Task requirements -
Copy every entry exactly as given, minus the images.

(Stored records)
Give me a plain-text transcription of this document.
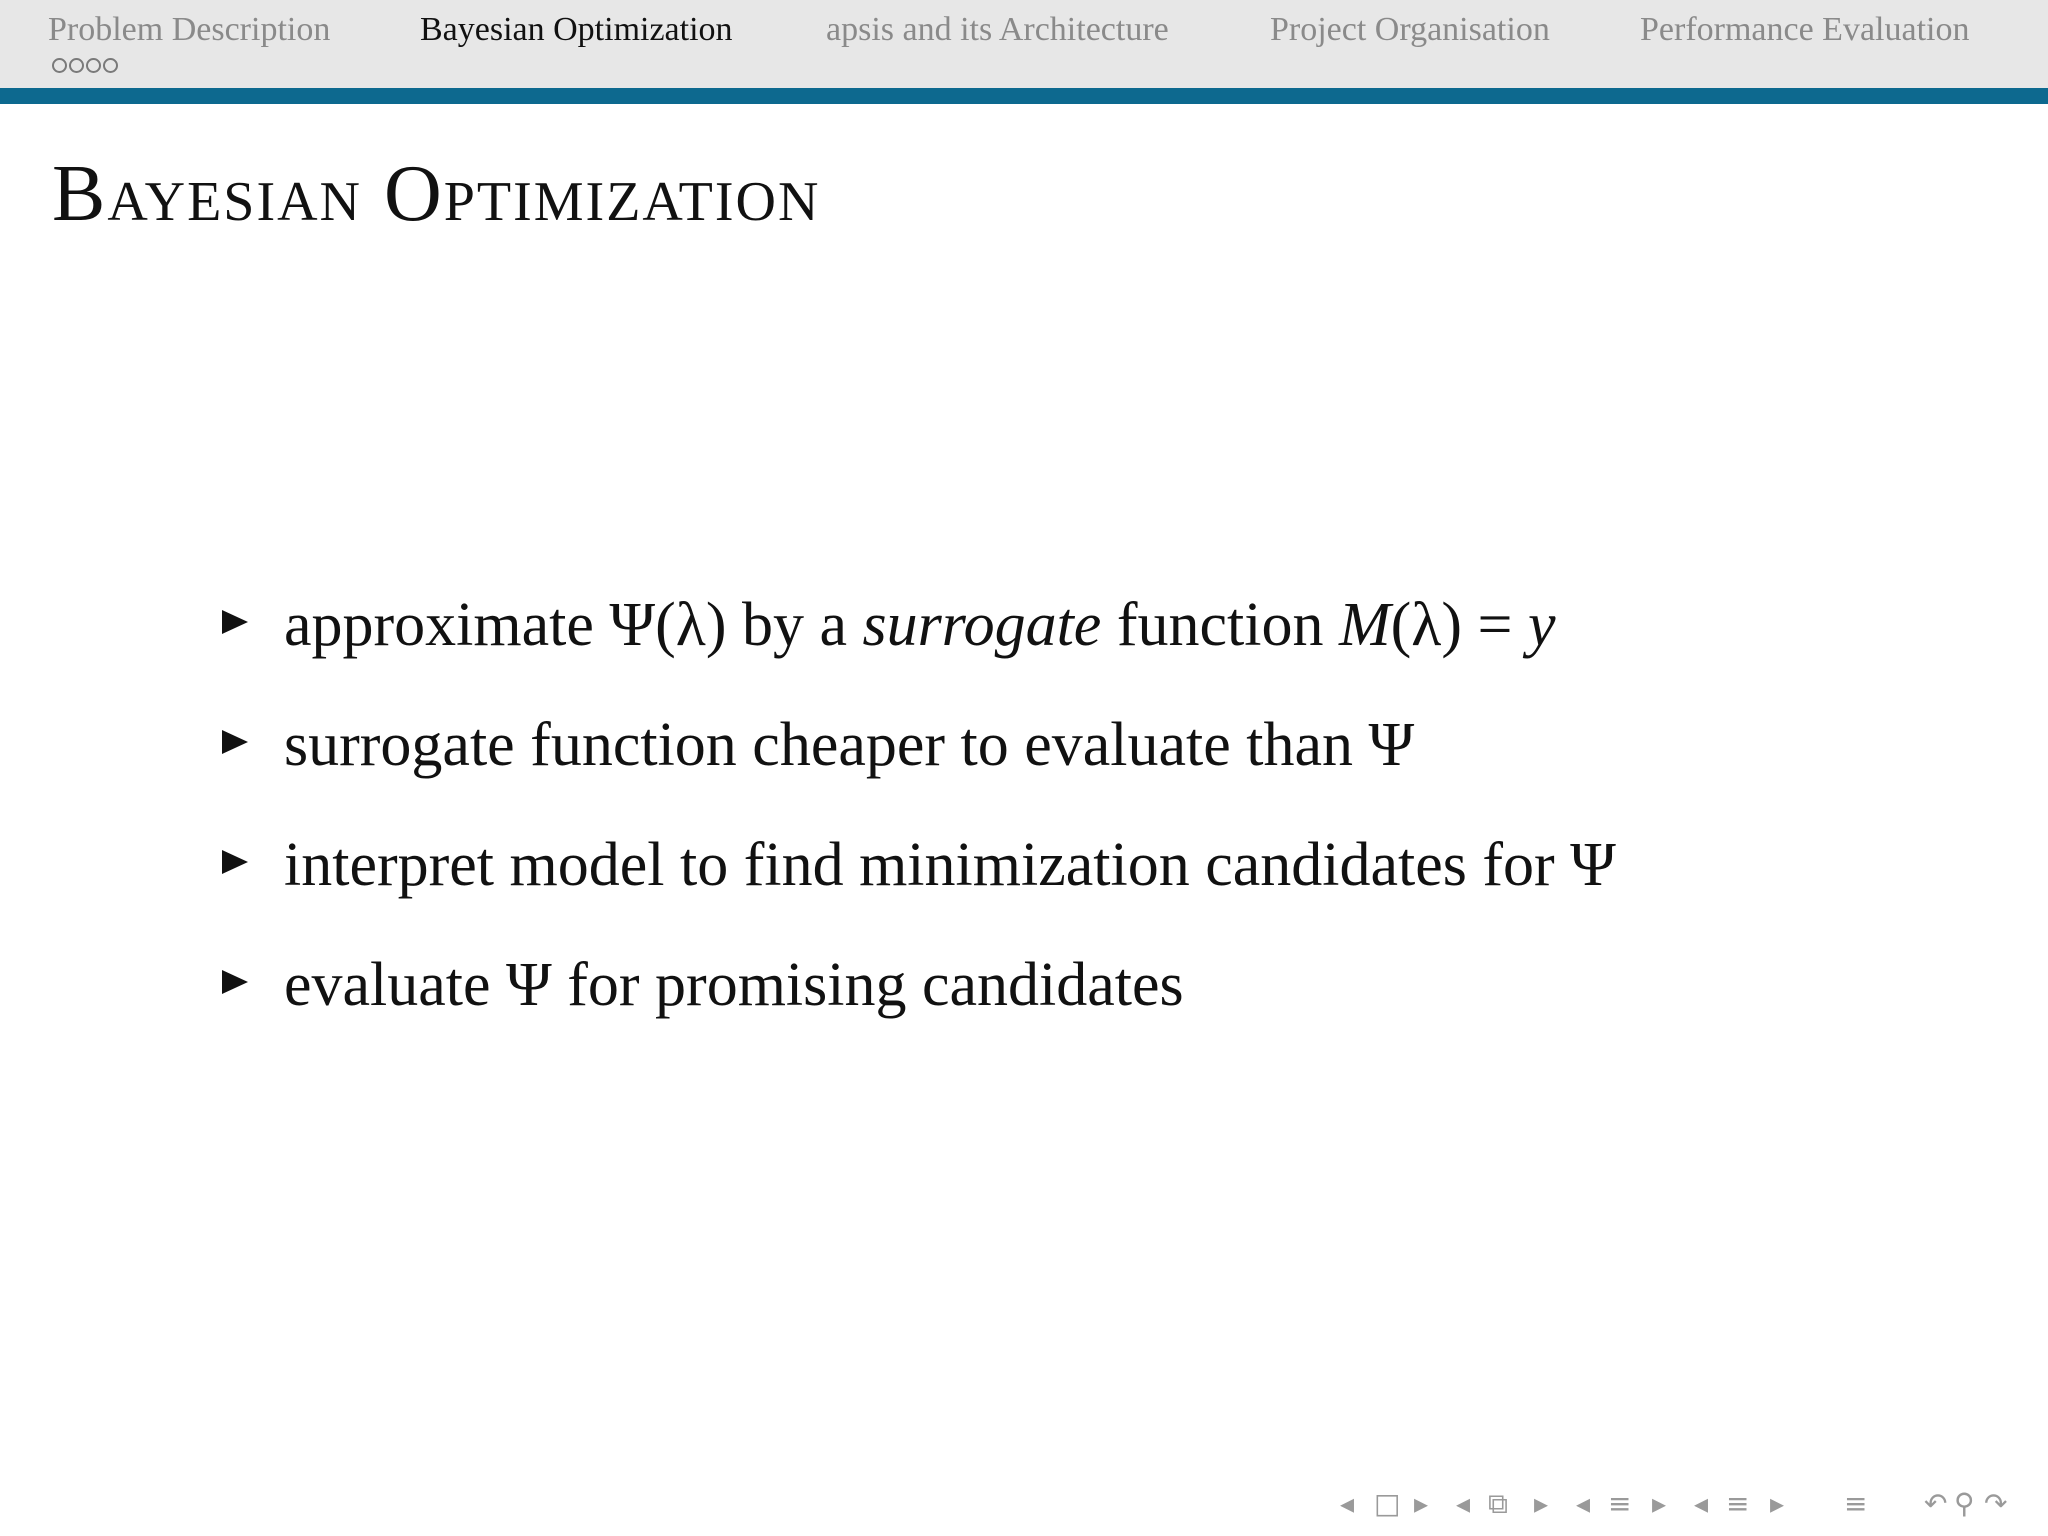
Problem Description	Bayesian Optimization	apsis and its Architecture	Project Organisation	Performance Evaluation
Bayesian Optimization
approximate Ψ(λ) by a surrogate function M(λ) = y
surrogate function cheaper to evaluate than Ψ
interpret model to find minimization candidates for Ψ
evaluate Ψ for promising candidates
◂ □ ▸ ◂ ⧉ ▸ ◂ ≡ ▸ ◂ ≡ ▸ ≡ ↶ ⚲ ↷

The solution -
Give me a plain-text transcription of this document.
Problem Description	Bayesian Optimization	apsis and its Architecture	Project Organisation	Performance Evaluation
Bayesian Optimization
approximate Ψ(λ) by a surrogate function M(λ) = y
surrogate function cheaper to evaluate than Ψ
interpret model to find minimization candidates for Ψ
evaluate Ψ for promising candidates
◂ □ ▸ ◂ ⧉ ▸ ◂ ≡ ▸ ◂ ≡ ▸ ≡ ↶ ⚲ ↷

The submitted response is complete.